# READING TEXT
== Segment start ==

High-net worth families really do want help with philanthropy, often feeling that their financial gifts aren’t really having an impact, that their money may be being wasted by a charity, or that they are thought of more as a “wealthy bank ATM” instead of their gifts forging true emotional ties with their nonprofit-organization recipients.2
Wealth Transfer Checklist1
Here’s is a 10-point questionnaire that a financial advisor can use to help the client evaluate the family’s wealth transfer plan:
- Does the client’s family have a mission statement that spells out the overall purpose (the why) of the family’s wealth?
- Has the entire family participated in most important decisions, such as defining the mission of the family’s wealth?
- Do all the heirs have the option of participating in the management of the family’s assets?
- Do heirs understand their future roles and have they “bought into” those roles?
- Have the heirs reviewed the family’s estate plans and documents?
- Do current wills, trusts and other documents provide for a rational distribution of financial and philanthropic assets to the heirs and to charity?
- Does the family’s mission provide incentives and opportunities for heirs to demonstrate their readiness to succeed?
- Are heirs encouraged to participate in the grant-making decisions of the family?
- Does the family consider family unity to be just as important as family financial strength?
- Does the family communicate well throughout the family and regularly meet as a family to discuss issues and change?
1 “Ten Questions to Help Families Navigate the Great Wealth Transfer,” Wealthmanagement.com. https://www.wealthmanagement.com/high-net-worth/ten-questions-help-families-navigate-great-wealth-transfer (accessed December 17, 2018).
2 “Clients Want To Be Better Donors,” Wealthmanagement.com. https://www.wealthmanagement.com/philanthropy/clients-want-be-better-donors (accessed December 17, 2018).
This article is for informational and educational purposes and are not designed, nor intended to be applicable to any person’s individual circumstances. It should not be considered as investment advice, nor does it constitute a recommendation that anyone engage in (or refrain from) a particular course of action.
Shurwest Financial, its employees and representatives are not authorized to give tax or legal advice. You and your clients are encouraged to seek advice from a qualified tax professional or legal counsel.

== Segment end ==

# DATASET ENTRIES
== Segment start ==

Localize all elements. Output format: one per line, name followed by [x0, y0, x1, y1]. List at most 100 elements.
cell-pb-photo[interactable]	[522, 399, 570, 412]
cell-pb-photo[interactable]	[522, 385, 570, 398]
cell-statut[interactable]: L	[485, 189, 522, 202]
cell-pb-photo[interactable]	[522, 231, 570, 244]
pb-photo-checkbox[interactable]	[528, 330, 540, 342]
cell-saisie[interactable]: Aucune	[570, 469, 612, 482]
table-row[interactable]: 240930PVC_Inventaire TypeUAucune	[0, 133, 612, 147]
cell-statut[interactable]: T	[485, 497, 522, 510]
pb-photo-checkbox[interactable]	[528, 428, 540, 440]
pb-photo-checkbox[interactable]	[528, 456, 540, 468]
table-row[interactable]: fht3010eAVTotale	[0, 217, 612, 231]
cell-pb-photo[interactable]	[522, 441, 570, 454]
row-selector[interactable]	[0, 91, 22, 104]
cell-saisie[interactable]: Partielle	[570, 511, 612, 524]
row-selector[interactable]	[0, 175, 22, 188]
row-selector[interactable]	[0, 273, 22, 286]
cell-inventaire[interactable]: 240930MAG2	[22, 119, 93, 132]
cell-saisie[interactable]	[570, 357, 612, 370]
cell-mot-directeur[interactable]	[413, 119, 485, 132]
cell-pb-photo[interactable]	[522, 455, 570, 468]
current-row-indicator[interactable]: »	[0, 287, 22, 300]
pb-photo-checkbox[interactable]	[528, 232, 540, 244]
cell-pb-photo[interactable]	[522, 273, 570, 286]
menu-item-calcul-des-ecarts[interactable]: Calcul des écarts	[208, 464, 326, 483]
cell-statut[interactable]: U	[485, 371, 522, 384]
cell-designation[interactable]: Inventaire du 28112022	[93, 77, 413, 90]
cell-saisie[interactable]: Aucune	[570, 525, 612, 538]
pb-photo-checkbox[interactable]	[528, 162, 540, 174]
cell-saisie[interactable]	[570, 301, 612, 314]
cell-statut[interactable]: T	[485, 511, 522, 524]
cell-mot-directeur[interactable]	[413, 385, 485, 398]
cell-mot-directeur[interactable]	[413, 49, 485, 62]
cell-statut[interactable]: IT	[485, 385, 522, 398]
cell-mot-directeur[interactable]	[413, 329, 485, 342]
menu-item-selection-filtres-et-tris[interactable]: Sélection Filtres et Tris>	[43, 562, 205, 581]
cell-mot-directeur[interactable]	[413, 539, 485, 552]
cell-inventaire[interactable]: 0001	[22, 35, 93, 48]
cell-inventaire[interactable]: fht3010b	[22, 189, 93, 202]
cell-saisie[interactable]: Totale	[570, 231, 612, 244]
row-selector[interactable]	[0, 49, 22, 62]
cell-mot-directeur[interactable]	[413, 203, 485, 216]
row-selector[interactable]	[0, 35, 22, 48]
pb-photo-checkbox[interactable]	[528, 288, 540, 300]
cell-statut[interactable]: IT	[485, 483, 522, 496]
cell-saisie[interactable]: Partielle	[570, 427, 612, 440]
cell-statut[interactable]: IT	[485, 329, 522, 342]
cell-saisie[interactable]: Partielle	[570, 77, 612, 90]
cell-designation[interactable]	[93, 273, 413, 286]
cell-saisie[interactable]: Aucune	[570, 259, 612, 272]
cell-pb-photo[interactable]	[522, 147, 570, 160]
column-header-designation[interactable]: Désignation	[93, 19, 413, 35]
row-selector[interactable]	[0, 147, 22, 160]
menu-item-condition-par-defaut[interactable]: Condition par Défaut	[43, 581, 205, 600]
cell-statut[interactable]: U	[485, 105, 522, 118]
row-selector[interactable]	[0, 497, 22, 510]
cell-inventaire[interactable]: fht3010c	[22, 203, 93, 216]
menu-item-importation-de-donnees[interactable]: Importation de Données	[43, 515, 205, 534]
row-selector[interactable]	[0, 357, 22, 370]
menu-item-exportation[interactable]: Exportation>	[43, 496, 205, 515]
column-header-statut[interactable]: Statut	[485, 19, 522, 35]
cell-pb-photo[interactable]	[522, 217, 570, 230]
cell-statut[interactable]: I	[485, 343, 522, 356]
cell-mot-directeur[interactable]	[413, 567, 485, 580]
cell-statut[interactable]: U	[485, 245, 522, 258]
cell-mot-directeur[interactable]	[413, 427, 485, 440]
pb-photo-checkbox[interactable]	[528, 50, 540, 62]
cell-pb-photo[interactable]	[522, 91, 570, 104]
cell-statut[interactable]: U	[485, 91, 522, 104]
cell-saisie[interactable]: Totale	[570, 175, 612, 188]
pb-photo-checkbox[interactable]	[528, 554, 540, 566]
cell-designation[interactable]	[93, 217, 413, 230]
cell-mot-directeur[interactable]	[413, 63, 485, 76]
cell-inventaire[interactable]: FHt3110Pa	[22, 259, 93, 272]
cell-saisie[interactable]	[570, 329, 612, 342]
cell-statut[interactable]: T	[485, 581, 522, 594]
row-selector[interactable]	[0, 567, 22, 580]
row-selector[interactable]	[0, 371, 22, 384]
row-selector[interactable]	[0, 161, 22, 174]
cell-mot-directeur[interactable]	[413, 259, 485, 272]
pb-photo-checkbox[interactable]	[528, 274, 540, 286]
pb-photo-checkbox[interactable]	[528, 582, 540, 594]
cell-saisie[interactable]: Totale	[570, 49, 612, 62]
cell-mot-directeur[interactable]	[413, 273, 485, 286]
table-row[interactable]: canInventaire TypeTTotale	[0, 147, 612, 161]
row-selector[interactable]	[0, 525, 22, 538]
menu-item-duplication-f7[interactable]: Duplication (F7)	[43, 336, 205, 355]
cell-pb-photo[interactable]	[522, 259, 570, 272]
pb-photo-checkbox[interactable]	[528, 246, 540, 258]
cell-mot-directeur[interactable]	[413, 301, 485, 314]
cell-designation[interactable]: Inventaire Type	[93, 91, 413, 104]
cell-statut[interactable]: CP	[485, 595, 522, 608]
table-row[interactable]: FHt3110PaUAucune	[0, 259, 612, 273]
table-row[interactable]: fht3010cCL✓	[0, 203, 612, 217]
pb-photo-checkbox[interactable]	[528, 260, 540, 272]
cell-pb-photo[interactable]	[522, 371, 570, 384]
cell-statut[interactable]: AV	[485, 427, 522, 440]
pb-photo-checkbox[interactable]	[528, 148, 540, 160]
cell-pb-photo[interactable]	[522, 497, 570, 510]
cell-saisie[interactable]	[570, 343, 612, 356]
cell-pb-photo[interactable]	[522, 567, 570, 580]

== Segment end ==

# WHAT TO DO
1 – In the text on family wealth transfer, what do high-net-worth families fear they are thought of as, instead of forming true emotional ties with the nonprofits they give to?
2 – Decide whether each statement agrees with the text on family wealth transfer. For each, answer yes or no and quote the deciding words of the text.
(a) The questionnaire is intended for a financial advisor to help the client evaluate the family's wealth transfer plan.
(b) Shurwest Financial's representatives are permitted to give tax advice.
(c) One point in the checklist asks whether heirs are encouraged to take part in the family's grant-making decisions.

# PER-TASK OUTPUTS
1 – A “wealthy bank ATM.”

2 –
(a) Yes: "a financial advisor can use to help the client evaluate the family’s wealth transfer plan"
(b) No: "are not authorized to give tax or legal advice"
(c) Yes: "Are heirs encouraged to participate in the grant-making decisions of the family?"